**INFORMATION PROVIDED**
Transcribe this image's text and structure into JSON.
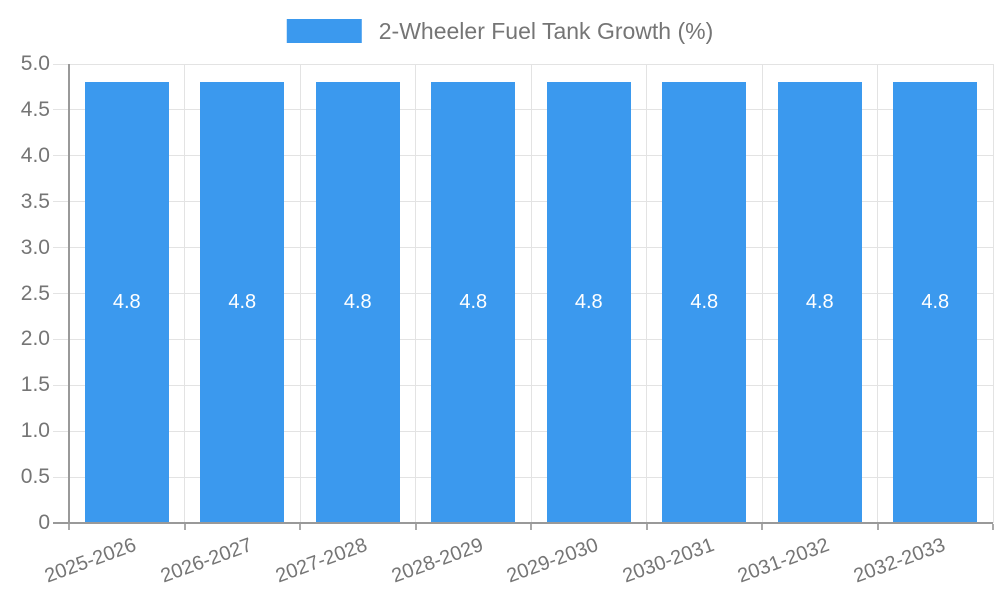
{
  "legend": {
    "label": "2-Wheeler Fuel Tank Growth (%)"
  },
  "colors": {
    "bar": "#3B99EE",
    "bar_label_text": "#FFFFFF",
    "axis_line": "#999999",
    "grid_line": "#E3E3E3",
    "tick_mark": "#AAAAAA",
    "axis_label_text": "#757575",
    "legend_text": "#757575",
    "background": "#FFFFFF"
  },
  "chart_data": {
    "type": "bar",
    "title": "2-Wheeler Fuel Tank Growth (%)",
    "categories": [
      "2025-2026",
      "2026-2027",
      "2027-2028",
      "2028-2029",
      "2029-2030",
      "2030-2031",
      "2031-2032",
      "2032-2033"
    ],
    "values": [
      4.8,
      4.8,
      4.8,
      4.8,
      4.8,
      4.8,
      4.8,
      4.8
    ],
    "bar_value_labels": [
      "4.8",
      "4.8",
      "4.8",
      "4.8",
      "4.8",
      "4.8",
      "4.8",
      "4.8"
    ],
    "xlabel": "",
    "ylabel": "",
    "ylim": [
      0,
      5
    ],
    "ytick_labels": [
      "5.0",
      "4.5",
      "4.0",
      "3.5",
      "3.0",
      "2.5",
      "2.0",
      "1.5",
      "1.0",
      "0.5",
      "0"
    ],
    "grid": true,
    "legend_position": "top-center",
    "x_label_rotation_deg": -20
  }
}
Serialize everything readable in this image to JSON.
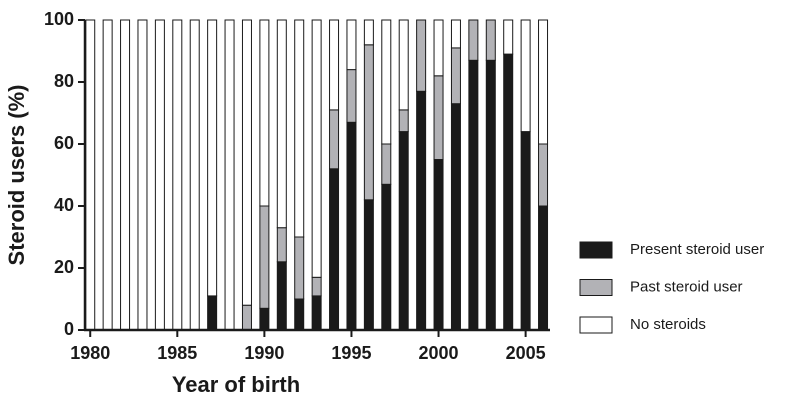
{
  "chart_data": {
    "type": "stacked-bar",
    "x_label": "Year of birth",
    "y_label": "Steroid users (%)",
    "x": [
      1980,
      1981,
      1982,
      1983,
      1984,
      1985,
      1986,
      1987,
      1988,
      1989,
      1990,
      1991,
      1992,
      1993,
      1994,
      1995,
      1996,
      1997,
      1998,
      1999,
      2000,
      2001,
      2002,
      2003,
      2004,
      2005,
      2006
    ],
    "series": [
      {
        "name": "Present steroid user",
        "color": "#1a1a1a",
        "values": [
          0,
          0,
          0,
          0,
          0,
          0,
          0,
          11,
          0,
          0,
          7,
          22,
          10,
          11,
          52,
          67,
          42,
          47,
          64,
          77,
          55,
          73,
          87,
          87,
          89,
          64,
          40
        ]
      },
      {
        "name": "Past steroid user",
        "color": "#b2b2b6",
        "values": [
          0,
          0,
          0,
          0,
          0,
          0,
          0,
          0,
          0,
          8,
          33,
          11,
          20,
          6,
          19,
          17,
          50,
          13,
          7,
          23,
          27,
          18,
          13,
          13,
          0,
          0,
          20
        ]
      },
      {
        "name": "No steroids",
        "color": "#ffffff",
        "values": [
          100,
          100,
          100,
          100,
          100,
          100,
          100,
          89,
          100,
          92,
          60,
          67,
          70,
          83,
          29,
          16,
          8,
          40,
          29,
          0,
          18,
          9,
          0,
          0,
          11,
          36,
          40
        ]
      }
    ],
    "xlim": [
      1979.7,
      2006.4
    ],
    "xticks": [
      1980,
      1985,
      1990,
      1995,
      2000,
      2005
    ],
    "ylim": [
      0,
      100
    ],
    "yticks": [
      0,
      20,
      40,
      60,
      80,
      100
    ],
    "legend": "right"
  }
}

**WHAT TO PRODUCE**
Which lines hold the word "JSON"? Return all of them from the records above.

**RESPONSE TO THIS TASK**
Transcribe this image's text and structure into JSON.
Serialize everything readable in this image to JSON.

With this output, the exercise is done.